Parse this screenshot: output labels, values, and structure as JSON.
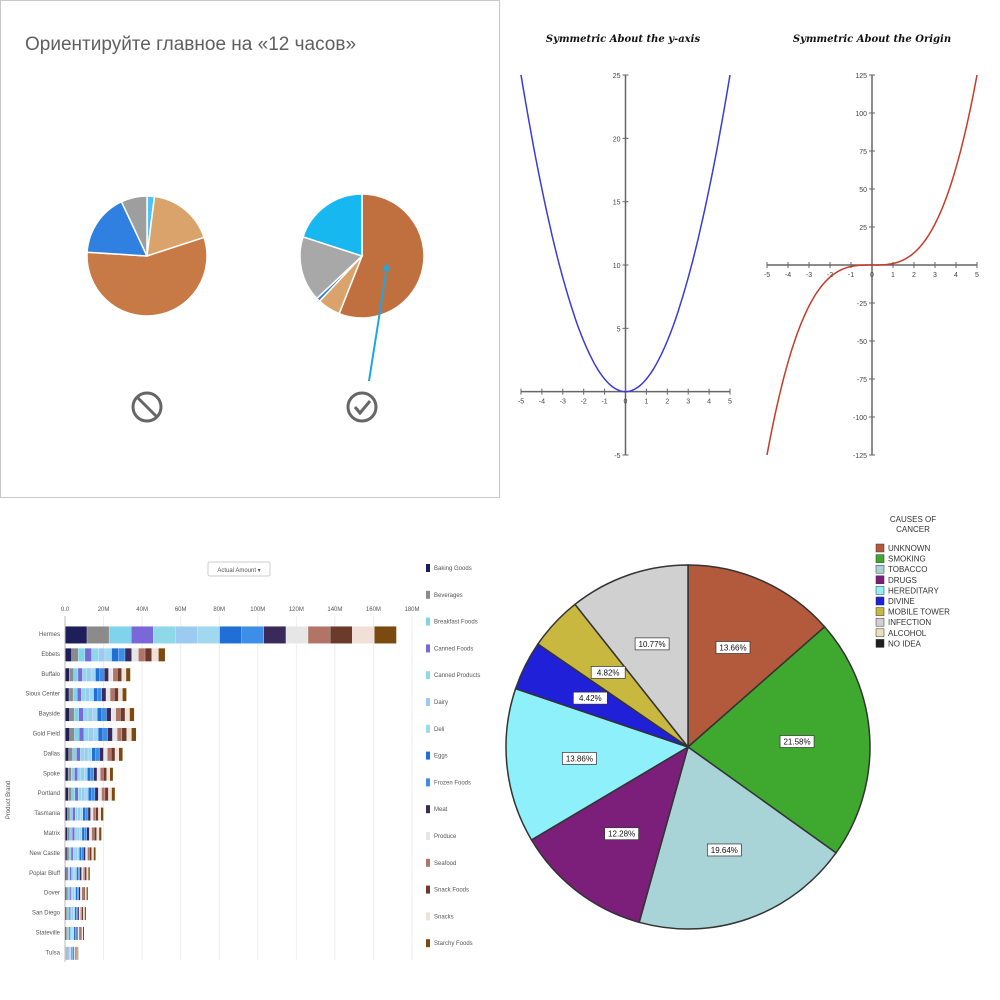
{
  "chart_data": [
    {
      "type": "pie",
      "title": "Ориентируйте главное на «12 часов»",
      "pies": [
        {
          "marker": "prohibited-icon",
          "start_deg": 0,
          "slices": [
            {
              "value": 2,
              "color": "#4fc3f7"
            },
            {
              "value": 18,
              "color": "#d9a36b"
            },
            {
              "value": 56,
              "color": "#c77a45"
            },
            {
              "value": 17,
              "color": "#2f80e0"
            },
            {
              "value": 7,
              "color": "#9e9e9e"
            }
          ]
        },
        {
          "marker": "check-icon",
          "start_deg": 0,
          "slices": [
            {
              "value": 56,
              "color": "#c0703f"
            },
            {
              "value": 6,
              "color": "#d9a36b"
            },
            {
              "value": 1,
              "color": "#2f80e0"
            },
            {
              "value": 17,
              "color": "#a8a8a8"
            },
            {
              "value": 20,
              "color": "#17b8f0"
            }
          ]
        }
      ]
    },
    {
      "type": "line",
      "title": "Symmetric About the y-axis",
      "color": "#3b3bd6",
      "x": [
        -5,
        -4,
        -3,
        -2,
        -1,
        0,
        1,
        2,
        3,
        4,
        5
      ],
      "y": [
        25,
        16,
        9,
        4,
        1,
        0,
        1,
        4,
        9,
        16,
        25
      ],
      "xticks": [
        "-5",
        "-4",
        "-3",
        "-2",
        "-1",
        "0",
        "1",
        "2",
        "3",
        "4",
        "5"
      ],
      "yticks": [
        "25",
        "20",
        "15",
        "10",
        "5",
        "-5"
      ],
      "xlim": [
        -5,
        5
      ],
      "ylim": [
        -5,
        25
      ]
    },
    {
      "type": "line",
      "title": "Symmetric About the Origin",
      "color": "#c83a2a",
      "x": [
        -5,
        -4,
        -3,
        -2,
        -1,
        0,
        1,
        2,
        3,
        4,
        5
      ],
      "y": [
        -125,
        -64,
        -27,
        -8,
        -1,
        0,
        1,
        8,
        27,
        64,
        125
      ],
      "xticks": [
        "-5",
        "-4",
        "-3",
        "-2",
        "-1",
        "0",
        "1",
        "2",
        "3",
        "4",
        "5"
      ],
      "yticks": [
        "125",
        "100",
        "75",
        "50",
        "25",
        "-25",
        "-50",
        "-75",
        "-100",
        "-125"
      ],
      "xlim": [
        -5,
        5
      ],
      "ylim": [
        -125,
        125
      ]
    },
    {
      "type": "bar",
      "orientation": "horizontal-stacked",
      "filter_label": "Actual Amount ▾",
      "axis_label": "Product Brand",
      "xticks": [
        "0.0",
        "20M",
        "40M",
        "60M",
        "80M",
        "100M",
        "120M",
        "140M",
        "160M",
        "180M"
      ],
      "xlim": [
        0,
        180
      ],
      "categories": [
        "Hermes",
        "Ebbets",
        "Buffalo",
        "Sioux Center",
        "Bayside",
        "Gold Field",
        "Dallas",
        "Spoke",
        "Portland",
        "Tasmania",
        "Matrix",
        "New Castle",
        "Poplar Bluff",
        "Dover",
        "San Diego",
        "Stateville",
        "Tulsa"
      ],
      "totals": [
        172,
        52,
        34,
        32,
        36,
        37,
        30,
        25,
        26,
        20,
        19,
        16,
        13,
        12,
        11,
        10,
        7
      ],
      "legend": [
        "Baking Goods",
        "Beverages",
        "Breakfast Foods",
        "Canned Foods",
        "Canned Products",
        "Dairy",
        "Deli",
        "Eggs",
        "Frozen Foods",
        "Meat",
        "Produce",
        "Seafood",
        "Snack Foods",
        "Snacks",
        "Starchy Foods"
      ],
      "segment_colors": [
        "#1e1e5a",
        "#8b8b8b",
        "#7fd3ea",
        "#7a68d8",
        "#8fd8e8",
        "#9ccaf0",
        "#a0d8ef",
        "#1f6fd6",
        "#3d8ee6",
        "#3a2a5a",
        "#e6e6e6",
        "#b37468",
        "#6a3a2a",
        "#f0e0d8",
        "#7a4a10"
      ]
    },
    {
      "type": "pie",
      "legend_title": "CAUSES OF CANCER",
      "slices": [
        {
          "label": "UNKNOWN",
          "value": 13.66,
          "display": "13.66%",
          "color": "#b45a3c"
        },
        {
          "label": "SMOKING",
          "value": 21.58,
          "display": "21.58%",
          "color": "#3fa82f"
        },
        {
          "label": "TOBACCO",
          "value": 19.64,
          "display": "19.64%",
          "color": "#a8d4d8"
        },
        {
          "label": "DRUGS",
          "value": 12.28,
          "display": "12.28%",
          "color": "#7b1f7a"
        },
        {
          "label": "HEREDITARY",
          "value": 13.86,
          "display": "13.86%",
          "color": "#8ef0fa"
        },
        {
          "label": "DIVINE",
          "value": 4.42,
          "display": "4.42%",
          "color": "#2020d8"
        },
        {
          "label": "MOBILE TOWER",
          "value": 4.82,
          "display": "4.82%",
          "color": "#c8b840"
        },
        {
          "label": "INFECTION",
          "value": 10.77,
          "display": "10.77%",
          "color": "#d0d0d0"
        },
        {
          "label": "ALCOHOL",
          "value": 0,
          "display": "",
          "color": "#e8e0b8"
        },
        {
          "label": "NO IDEA",
          "value": 0,
          "display": "",
          "color": "#202020"
        }
      ]
    }
  ]
}
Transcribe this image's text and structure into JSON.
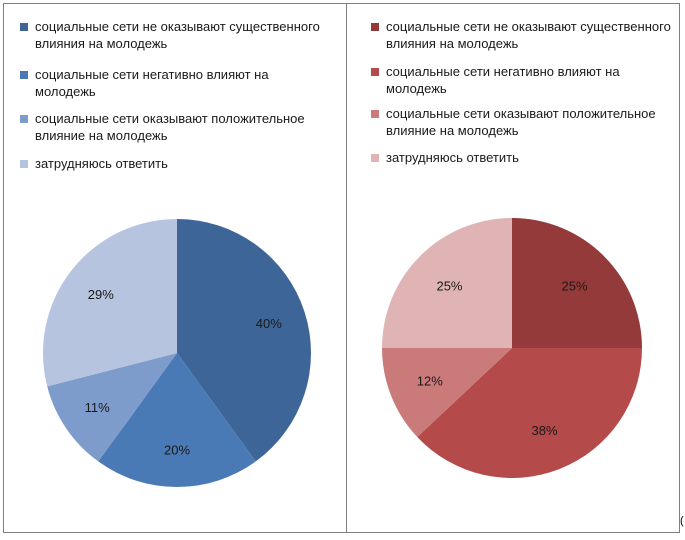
{
  "stray_mark": "(",
  "chart_data": [
    {
      "type": "pie",
      "title": "",
      "legend_position": "top",
      "start_angle": "top, clockwise",
      "categories": [
        "социальные сети не оказывают существенного влияния на молодежь",
        "социальные сети негативно влияют на молодежь",
        "социальные сети оказывают положительное влияние на молодежь",
        "затрудняюсь ответить"
      ],
      "values": [
        40,
        20,
        11,
        29
      ],
      "labels": [
        "40%",
        "20%",
        "11%",
        "29%"
      ],
      "colors": [
        "#3e6598",
        "#4a7ab5",
        "#7e9ccb",
        "#b6c4df"
      ]
    },
    {
      "type": "pie",
      "title": "",
      "legend_position": "top",
      "start_angle": "top, clockwise",
      "categories": [
        "социальные сети не оказывают существенного влияния на молодежь",
        "социальные сети негативно влияют на молодежь",
        "социальные сети оказывают положительное влияние на молодежь",
        "затрудняюсь ответить"
      ],
      "values": [
        25,
        38,
        12,
        25
      ],
      "labels": [
        "25%",
        "38%",
        "12%",
        "25%"
      ],
      "colors": [
        "#953a3a",
        "#b44a4a",
        "#cb7a7a",
        "#e0b4b4"
      ]
    }
  ]
}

◆ ◆ ◆ ◆ ◆ ◆ ◆

--- AIM ---
Leaving out every picture, transcribe exactly the lines from the line that contains "Transcribe this image's" through the final line of the entries above.

--- FULL RESPONSE ---
Transcribe this image's text and structure into JSON.
{
  "stray_mark": "(",
  "chart_data": [
    {
      "type": "pie",
      "title": "",
      "legend_position": "top",
      "start_angle": "top, clockwise",
      "categories": [
        "социальные сети не оказывают существенного влияния на молодежь",
        "социальные сети негативно влияют на молодежь",
        "социальные сети оказывают положительное влияние на молодежь",
        "затрудняюсь ответить"
      ],
      "values": [
        40,
        20,
        11,
        29
      ],
      "labels": [
        "40%",
        "20%",
        "11%",
        "29%"
      ],
      "colors": [
        "#3e6598",
        "#4a7ab5",
        "#7e9ccb",
        "#b6c4df"
      ]
    },
    {
      "type": "pie",
      "title": "",
      "legend_position": "top",
      "start_angle": "top, clockwise",
      "categories": [
        "социальные сети не оказывают существенного влияния на молодежь",
        "социальные сети негативно влияют на молодежь",
        "социальные сети оказывают положительное влияние на молодежь",
        "затрудняюсь ответить"
      ],
      "values": [
        25,
        38,
        12,
        25
      ],
      "labels": [
        "25%",
        "38%",
        "12%",
        "25%"
      ],
      "colors": [
        "#953a3a",
        "#b44a4a",
        "#cb7a7a",
        "#e0b4b4"
      ]
    }
  ]
}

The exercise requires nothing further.